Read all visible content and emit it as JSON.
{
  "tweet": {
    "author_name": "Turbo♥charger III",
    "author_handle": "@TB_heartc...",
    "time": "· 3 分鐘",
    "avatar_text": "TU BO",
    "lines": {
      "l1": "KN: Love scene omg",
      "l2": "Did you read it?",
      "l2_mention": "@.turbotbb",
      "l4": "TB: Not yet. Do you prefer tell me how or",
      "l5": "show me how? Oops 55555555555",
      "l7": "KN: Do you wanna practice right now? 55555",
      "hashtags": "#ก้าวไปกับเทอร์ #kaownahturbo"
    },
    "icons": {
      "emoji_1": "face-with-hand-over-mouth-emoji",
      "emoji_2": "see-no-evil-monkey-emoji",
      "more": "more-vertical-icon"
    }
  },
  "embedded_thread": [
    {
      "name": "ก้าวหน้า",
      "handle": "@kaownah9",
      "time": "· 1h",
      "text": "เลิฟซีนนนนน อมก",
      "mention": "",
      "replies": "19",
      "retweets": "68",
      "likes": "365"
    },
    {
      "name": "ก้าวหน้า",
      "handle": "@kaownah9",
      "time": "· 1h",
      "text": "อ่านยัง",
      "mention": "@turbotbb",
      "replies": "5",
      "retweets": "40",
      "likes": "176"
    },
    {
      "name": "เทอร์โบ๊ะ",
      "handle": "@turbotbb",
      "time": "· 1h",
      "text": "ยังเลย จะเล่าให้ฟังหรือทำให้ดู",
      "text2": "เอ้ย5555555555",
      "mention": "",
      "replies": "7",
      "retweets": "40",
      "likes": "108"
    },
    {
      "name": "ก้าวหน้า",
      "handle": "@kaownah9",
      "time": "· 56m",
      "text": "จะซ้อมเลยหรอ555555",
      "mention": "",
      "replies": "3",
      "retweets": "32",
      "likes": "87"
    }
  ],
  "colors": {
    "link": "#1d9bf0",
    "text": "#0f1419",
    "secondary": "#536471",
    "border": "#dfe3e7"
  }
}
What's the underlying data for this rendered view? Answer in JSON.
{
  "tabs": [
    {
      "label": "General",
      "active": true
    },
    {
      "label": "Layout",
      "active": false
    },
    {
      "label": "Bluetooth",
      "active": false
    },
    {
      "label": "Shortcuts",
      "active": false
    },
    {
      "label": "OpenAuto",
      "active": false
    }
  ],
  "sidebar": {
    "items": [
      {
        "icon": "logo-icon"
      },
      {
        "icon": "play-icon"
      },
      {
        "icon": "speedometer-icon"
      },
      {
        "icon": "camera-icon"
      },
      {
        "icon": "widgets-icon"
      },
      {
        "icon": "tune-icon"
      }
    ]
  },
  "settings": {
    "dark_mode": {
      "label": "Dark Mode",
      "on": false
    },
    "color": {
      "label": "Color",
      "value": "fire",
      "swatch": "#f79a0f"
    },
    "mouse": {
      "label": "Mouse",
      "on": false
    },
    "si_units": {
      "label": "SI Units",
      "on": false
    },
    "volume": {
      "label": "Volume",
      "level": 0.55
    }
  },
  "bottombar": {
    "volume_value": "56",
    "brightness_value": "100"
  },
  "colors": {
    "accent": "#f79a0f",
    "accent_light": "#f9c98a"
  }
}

Given request – Copy all of the material word for word.

Complete response –
Read all visible content and emit it as JSON.
{
  "tweet": {
    "author_name": "Turbo♥charger III",
    "author_handle": "@TB_heartc...",
    "time": "· 3 分鐘",
    "avatar_text": "TU BO",
    "lines": {
      "l1": "KN: Love scene omg",
      "l2": "Did you read it?",
      "l2_mention": "@.turbotbb",
      "l4": "TB: Not yet. Do you prefer tell me how or",
      "l5": "show me how? Oops 55555555555",
      "l7": "KN: Do you wanna practice right now? 55555",
      "hashtags": "#ก้าวไปกับเทอร์ #kaownahturbo"
    },
    "icons": {
      "emoji_1": "face-with-hand-over-mouth-emoji",
      "emoji_2": "see-no-evil-monkey-emoji",
      "more": "more-vertical-icon"
    }
  },
  "embedded_thread": [
    {
      "name": "ก้าวหน้า",
      "handle": "@kaownah9",
      "time": "· 1h",
      "text": "เลิฟซีนนนนน อมก",
      "mention": "",
      "replies": "19",
      "retweets": "68",
      "likes": "365"
    },
    {
      "name": "ก้าวหน้า",
      "handle": "@kaownah9",
      "time": "· 1h",
      "text": "อ่านยัง",
      "mention": "@turbotbb",
      "replies": "5",
      "retweets": "40",
      "likes": "176"
    },
    {
      "name": "เทอร์โบ๊ะ",
      "handle": "@turbotbb",
      "time": "· 1h",
      "text": "ยังเลย จะเล่าให้ฟังหรือทำให้ดู",
      "text2": "เอ้ย5555555555",
      "mention": "",
      "replies": "7",
      "retweets": "40",
      "likes": "108"
    },
    {
      "name": "ก้าวหน้า",
      "handle": "@kaownah9",
      "time": "· 56m",
      "text": "จะซ้อมเลยหรอ555555",
      "mention": "",
      "replies": "3",
      "retweets": "32",
      "likes": "87"
    }
  ],
  "colors": {
    "link": "#1d9bf0",
    "text": "#0f1419",
    "secondary": "#536471",
    "border": "#dfe3e7"
  }
}
What's the underlying data for this rendered view? Answer in JSON.
{
  "tabs": [
    {
      "label": "General",
      "active": true
    },
    {
      "label": "Layout",
      "active": false
    },
    {
      "label": "Bluetooth",
      "active": false
    },
    {
      "label": "Shortcuts",
      "active": false
    },
    {
      "label": "OpenAuto",
      "active": false
    }
  ],
  "sidebar": {
    "items": [
      {
        "icon": "logo-icon"
      },
      {
        "icon": "play-icon"
      },
      {
        "icon": "speedometer-icon"
      },
      {
        "icon": "camera-icon"
      },
      {
        "icon": "widgets-icon"
      },
      {
        "icon": "tune-icon"
      }
    ]
  },
  "settings": {
    "dark_mode": {
      "label": "Dark Mode",
      "on": false
    },
    "color": {
      "label": "Color",
      "value": "fire",
      "swatch": "#f79a0f"
    },
    "mouse": {
      "label": "Mouse",
      "on": false
    },
    "si_units": {
      "label": "SI Units",
      "on": false
    },
    "volume": {
      "label": "Volume",
      "level": 0.55
    }
  },
  "bottombar": {
    "volume_value": "56",
    "brightness_value": "100"
  },
  "colors": {
    "accent": "#f79a0f",
    "accent_light": "#f9c98a"
  }
}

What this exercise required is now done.